> **To do**
Pull out each line of the records holding the string "retweet".

> **Data listing**
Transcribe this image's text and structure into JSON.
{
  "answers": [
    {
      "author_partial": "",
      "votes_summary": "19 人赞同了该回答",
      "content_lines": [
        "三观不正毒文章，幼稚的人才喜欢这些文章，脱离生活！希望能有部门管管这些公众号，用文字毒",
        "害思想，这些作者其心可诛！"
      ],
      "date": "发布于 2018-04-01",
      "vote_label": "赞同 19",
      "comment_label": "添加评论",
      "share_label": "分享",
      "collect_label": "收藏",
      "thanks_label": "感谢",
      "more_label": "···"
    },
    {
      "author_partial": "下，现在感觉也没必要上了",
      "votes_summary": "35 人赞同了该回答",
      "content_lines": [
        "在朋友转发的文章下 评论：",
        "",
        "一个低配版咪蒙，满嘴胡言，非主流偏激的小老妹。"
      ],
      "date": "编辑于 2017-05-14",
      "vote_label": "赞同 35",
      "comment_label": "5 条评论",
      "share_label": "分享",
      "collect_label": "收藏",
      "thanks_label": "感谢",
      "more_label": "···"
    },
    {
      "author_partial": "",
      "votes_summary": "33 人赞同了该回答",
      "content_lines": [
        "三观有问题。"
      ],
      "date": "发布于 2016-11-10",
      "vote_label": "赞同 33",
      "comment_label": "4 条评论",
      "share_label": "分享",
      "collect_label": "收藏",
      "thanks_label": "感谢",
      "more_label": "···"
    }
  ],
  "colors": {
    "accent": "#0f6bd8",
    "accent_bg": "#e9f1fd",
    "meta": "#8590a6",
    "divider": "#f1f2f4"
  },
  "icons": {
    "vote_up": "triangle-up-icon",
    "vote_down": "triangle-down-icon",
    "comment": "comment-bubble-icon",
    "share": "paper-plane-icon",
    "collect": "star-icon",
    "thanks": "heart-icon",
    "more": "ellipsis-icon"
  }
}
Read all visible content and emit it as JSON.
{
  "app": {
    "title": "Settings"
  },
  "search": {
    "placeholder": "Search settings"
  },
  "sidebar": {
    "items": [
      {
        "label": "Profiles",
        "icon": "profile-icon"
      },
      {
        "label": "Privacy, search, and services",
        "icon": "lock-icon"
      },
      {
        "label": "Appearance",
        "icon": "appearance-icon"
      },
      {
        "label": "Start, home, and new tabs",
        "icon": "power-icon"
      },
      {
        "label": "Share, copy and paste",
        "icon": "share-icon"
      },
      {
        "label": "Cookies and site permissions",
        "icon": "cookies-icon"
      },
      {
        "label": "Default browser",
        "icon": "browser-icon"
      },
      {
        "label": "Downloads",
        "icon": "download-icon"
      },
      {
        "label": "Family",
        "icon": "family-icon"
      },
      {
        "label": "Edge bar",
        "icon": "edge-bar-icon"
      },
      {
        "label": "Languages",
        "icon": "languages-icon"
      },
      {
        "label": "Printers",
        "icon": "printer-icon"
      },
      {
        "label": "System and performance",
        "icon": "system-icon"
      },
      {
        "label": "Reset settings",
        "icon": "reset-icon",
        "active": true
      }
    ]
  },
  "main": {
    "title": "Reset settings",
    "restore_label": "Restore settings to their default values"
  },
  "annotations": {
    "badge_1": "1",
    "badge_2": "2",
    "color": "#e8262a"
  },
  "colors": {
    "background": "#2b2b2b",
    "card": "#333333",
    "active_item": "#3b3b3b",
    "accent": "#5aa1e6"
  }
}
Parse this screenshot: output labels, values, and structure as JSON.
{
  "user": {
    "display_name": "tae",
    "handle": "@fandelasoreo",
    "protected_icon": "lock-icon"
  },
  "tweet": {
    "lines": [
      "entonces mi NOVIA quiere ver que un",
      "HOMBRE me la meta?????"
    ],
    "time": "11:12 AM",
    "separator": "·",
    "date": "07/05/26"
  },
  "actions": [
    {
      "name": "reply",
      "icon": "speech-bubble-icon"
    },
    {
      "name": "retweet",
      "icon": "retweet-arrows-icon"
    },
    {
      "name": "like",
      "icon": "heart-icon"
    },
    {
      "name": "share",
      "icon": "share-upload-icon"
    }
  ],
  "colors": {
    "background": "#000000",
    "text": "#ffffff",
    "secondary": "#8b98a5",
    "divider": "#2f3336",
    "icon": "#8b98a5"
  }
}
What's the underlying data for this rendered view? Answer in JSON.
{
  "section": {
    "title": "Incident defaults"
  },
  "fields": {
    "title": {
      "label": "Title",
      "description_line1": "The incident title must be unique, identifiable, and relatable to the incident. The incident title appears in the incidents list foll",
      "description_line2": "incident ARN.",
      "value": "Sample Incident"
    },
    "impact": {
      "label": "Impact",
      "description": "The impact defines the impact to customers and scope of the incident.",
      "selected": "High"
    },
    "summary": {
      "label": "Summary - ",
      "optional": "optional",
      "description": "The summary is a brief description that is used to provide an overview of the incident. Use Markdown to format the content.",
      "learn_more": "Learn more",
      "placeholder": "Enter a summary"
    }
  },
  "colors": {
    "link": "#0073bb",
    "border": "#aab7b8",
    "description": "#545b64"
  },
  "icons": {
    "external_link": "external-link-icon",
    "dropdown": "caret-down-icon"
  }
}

---

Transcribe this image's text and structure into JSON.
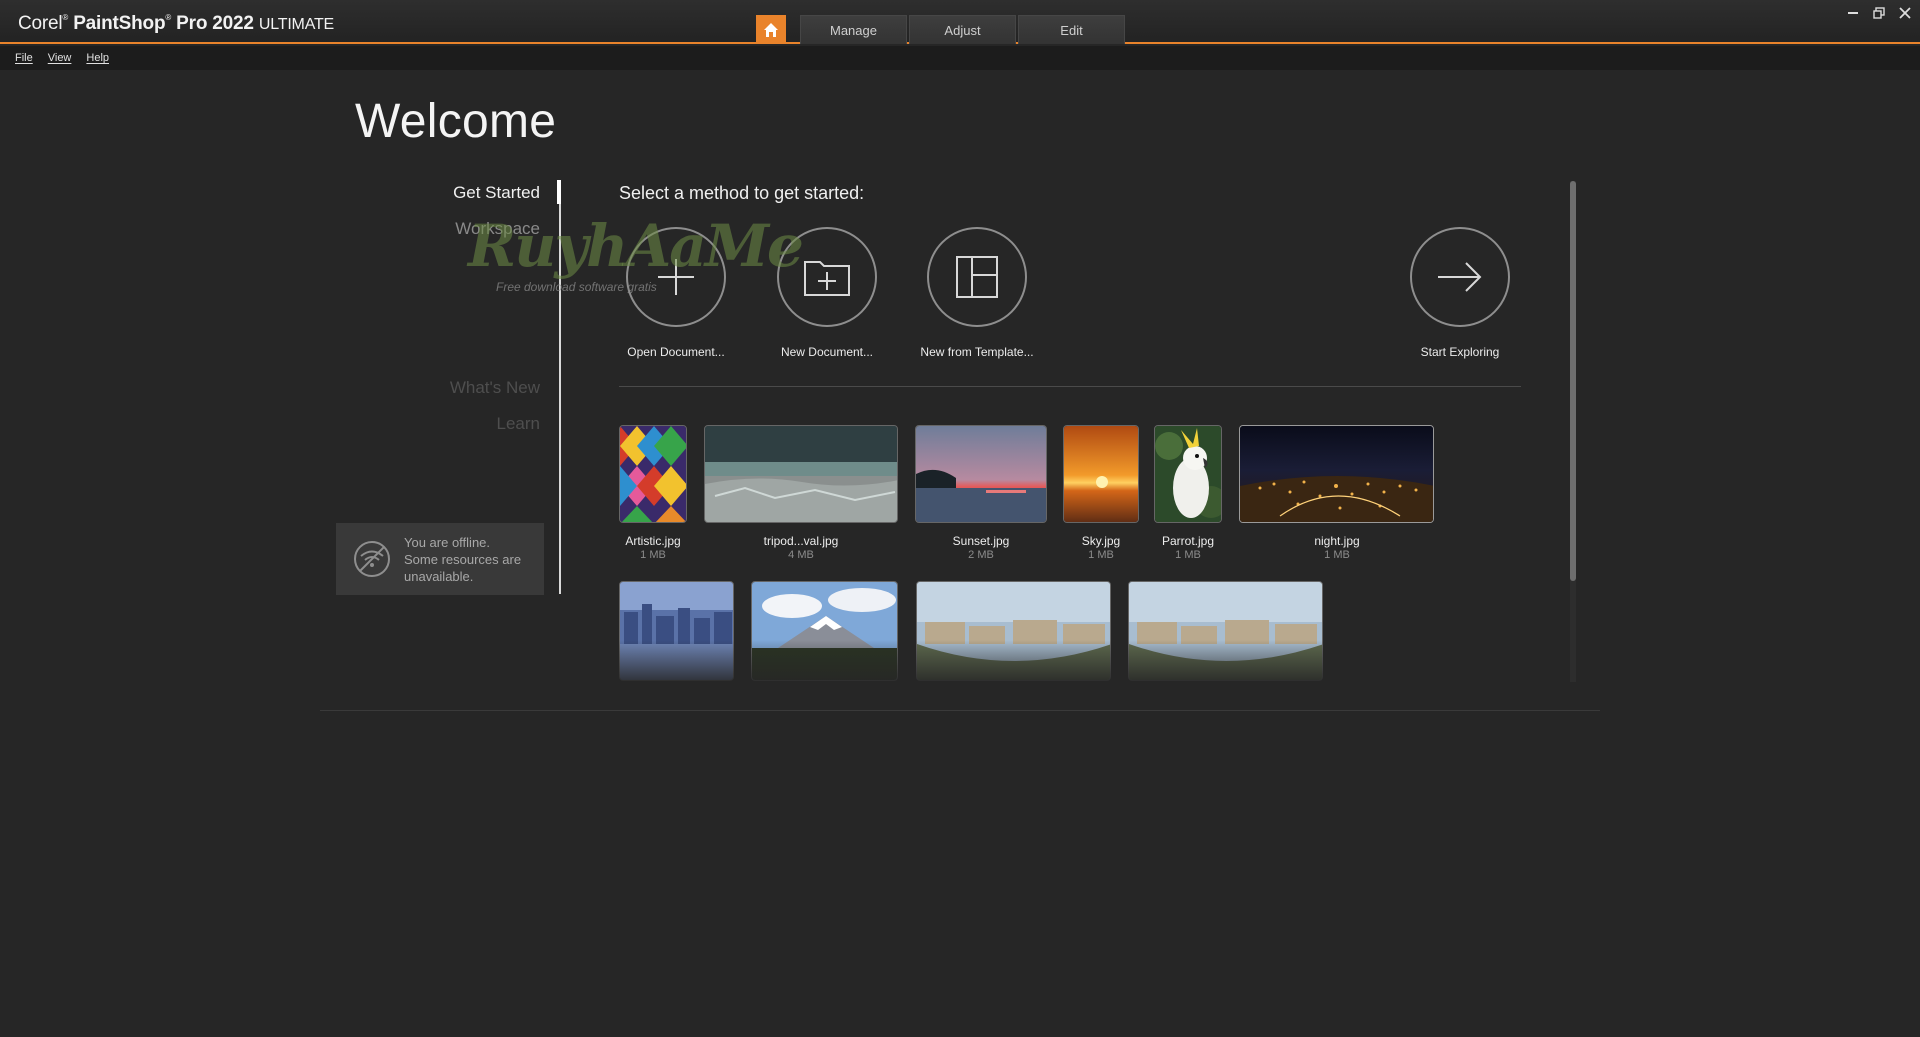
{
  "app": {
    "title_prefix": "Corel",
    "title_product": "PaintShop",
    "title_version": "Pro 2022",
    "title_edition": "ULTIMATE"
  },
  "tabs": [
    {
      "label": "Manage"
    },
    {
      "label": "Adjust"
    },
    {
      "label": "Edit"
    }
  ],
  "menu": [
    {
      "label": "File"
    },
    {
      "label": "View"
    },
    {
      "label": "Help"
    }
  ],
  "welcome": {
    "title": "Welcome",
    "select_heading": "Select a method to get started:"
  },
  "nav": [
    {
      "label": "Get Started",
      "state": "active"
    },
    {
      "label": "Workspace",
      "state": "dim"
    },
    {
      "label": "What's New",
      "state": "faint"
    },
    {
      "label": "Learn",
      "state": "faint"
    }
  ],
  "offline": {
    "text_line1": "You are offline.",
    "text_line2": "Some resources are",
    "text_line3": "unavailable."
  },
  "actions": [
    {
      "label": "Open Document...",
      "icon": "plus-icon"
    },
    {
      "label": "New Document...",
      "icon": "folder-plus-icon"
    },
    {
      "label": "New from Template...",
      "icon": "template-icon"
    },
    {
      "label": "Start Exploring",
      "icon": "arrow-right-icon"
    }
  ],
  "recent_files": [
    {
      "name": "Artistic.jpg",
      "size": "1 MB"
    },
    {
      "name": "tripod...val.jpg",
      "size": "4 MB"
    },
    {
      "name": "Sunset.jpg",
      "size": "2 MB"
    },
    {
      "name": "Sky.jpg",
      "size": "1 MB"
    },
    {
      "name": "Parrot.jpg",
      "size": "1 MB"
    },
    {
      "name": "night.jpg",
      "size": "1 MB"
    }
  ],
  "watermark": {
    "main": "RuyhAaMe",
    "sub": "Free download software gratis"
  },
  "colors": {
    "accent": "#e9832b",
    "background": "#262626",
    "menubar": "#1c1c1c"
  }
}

> **The solution**
      "name": "retweet",
      "icon": "retweet-arrows-icon"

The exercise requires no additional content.